Data listing →
------------
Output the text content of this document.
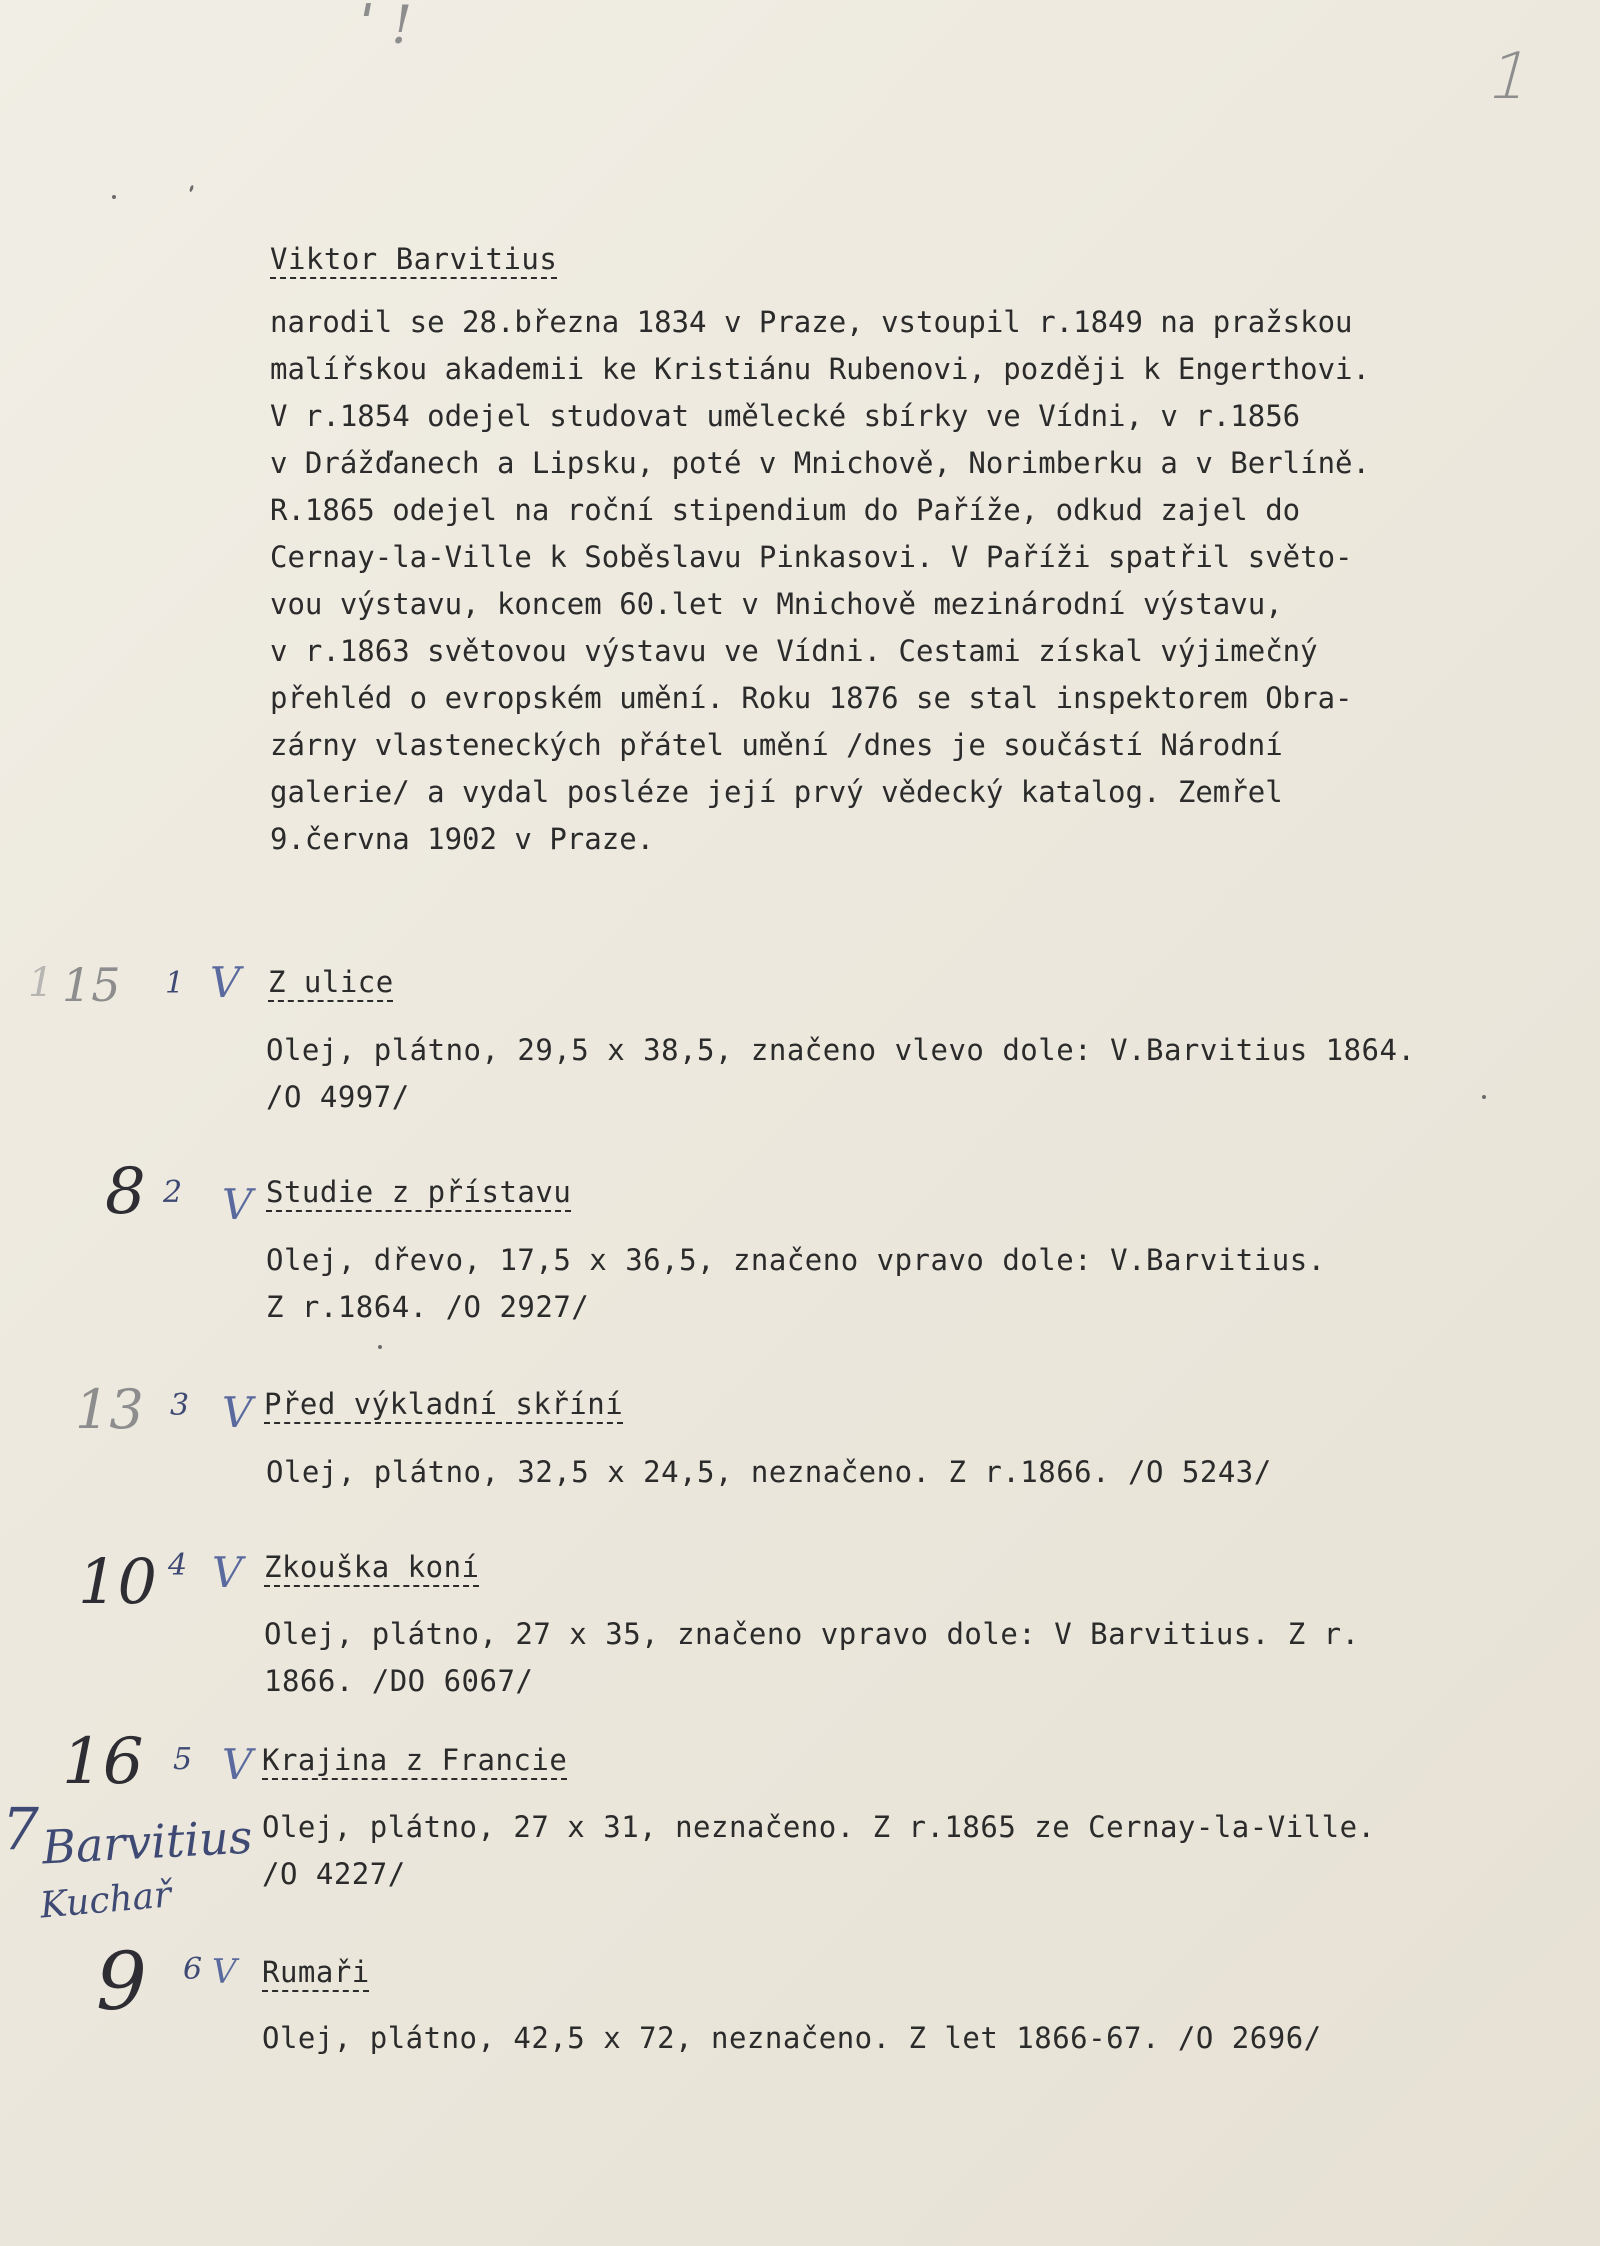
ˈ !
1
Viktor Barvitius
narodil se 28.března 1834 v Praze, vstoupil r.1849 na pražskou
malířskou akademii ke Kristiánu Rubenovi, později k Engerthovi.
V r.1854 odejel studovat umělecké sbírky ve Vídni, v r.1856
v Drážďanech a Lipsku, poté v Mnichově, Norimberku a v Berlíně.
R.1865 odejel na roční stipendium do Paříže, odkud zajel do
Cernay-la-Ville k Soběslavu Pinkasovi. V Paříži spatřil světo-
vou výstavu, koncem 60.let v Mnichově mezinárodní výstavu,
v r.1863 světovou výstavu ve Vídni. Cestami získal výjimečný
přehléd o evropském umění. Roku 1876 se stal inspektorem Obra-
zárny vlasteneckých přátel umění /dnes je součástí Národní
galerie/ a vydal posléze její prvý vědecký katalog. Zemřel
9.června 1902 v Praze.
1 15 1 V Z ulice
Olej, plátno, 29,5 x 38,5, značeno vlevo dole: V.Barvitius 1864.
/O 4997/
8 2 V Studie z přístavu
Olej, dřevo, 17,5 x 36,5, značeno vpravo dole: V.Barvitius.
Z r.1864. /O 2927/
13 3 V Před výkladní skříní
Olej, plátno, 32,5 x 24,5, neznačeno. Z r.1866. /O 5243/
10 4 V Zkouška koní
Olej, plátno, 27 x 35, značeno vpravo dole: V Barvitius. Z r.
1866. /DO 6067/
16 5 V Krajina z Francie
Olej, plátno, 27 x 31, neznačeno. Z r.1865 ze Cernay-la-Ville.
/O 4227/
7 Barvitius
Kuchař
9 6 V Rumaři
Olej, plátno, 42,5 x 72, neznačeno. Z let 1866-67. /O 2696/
------------
Work to do → From the material above, copy everything exactly but the pictures.

Final result →
Output the text content of this document.
ˈ !
1
Viktor Barvitius
narodil se 28.března 1834 v Praze, vstoupil r.1849 na pražskou
malířskou akademii ke Kristiánu Rubenovi, později k Engerthovi.
V r.1854 odejel studovat umělecké sbírky ve Vídni, v r.1856
v Drážďanech a Lipsku, poté v Mnichově, Norimberku a v Berlíně.
R.1865 odejel na roční stipendium do Paříže, odkud zajel do
Cernay-la-Ville k Soběslavu Pinkasovi. V Paříži spatřil světo-
vou výstavu, koncem 60.let v Mnichově mezinárodní výstavu,
v r.1863 světovou výstavu ve Vídni. Cestami získal výjimečný
přehléd o evropském umění. Roku 1876 se stal inspektorem Obra-
zárny vlasteneckých přátel umění /dnes je součástí Národní
galerie/ a vydal posléze její prvý vědecký katalog. Zemřel
9.června 1902 v Praze.
1 15 1 V Z ulice
Olej, plátno, 29,5 x 38,5, značeno vlevo dole: V.Barvitius 1864.
/O 4997/
8 2 V Studie z přístavu
Olej, dřevo, 17,5 x 36,5, značeno vpravo dole: V.Barvitius.
Z r.1864. /O 2927/
13 3 V Před výkladní skříní
Olej, plátno, 32,5 x 24,5, neznačeno. Z r.1866. /O 5243/
10 4 V Zkouška koní
Olej, plátno, 27 x 35, značeno vpravo dole: V Barvitius. Z r.
1866. /DO 6067/
16 5 V Krajina z Francie
Olej, plátno, 27 x 31, neznačeno. Z r.1865 ze Cernay-la-Ville.
/O 4227/
7 Barvitius
Kuchař
9 6 V Rumaři
Olej, plátno, 42,5 x 72, neznačeno. Z let 1866-67. /O 2696/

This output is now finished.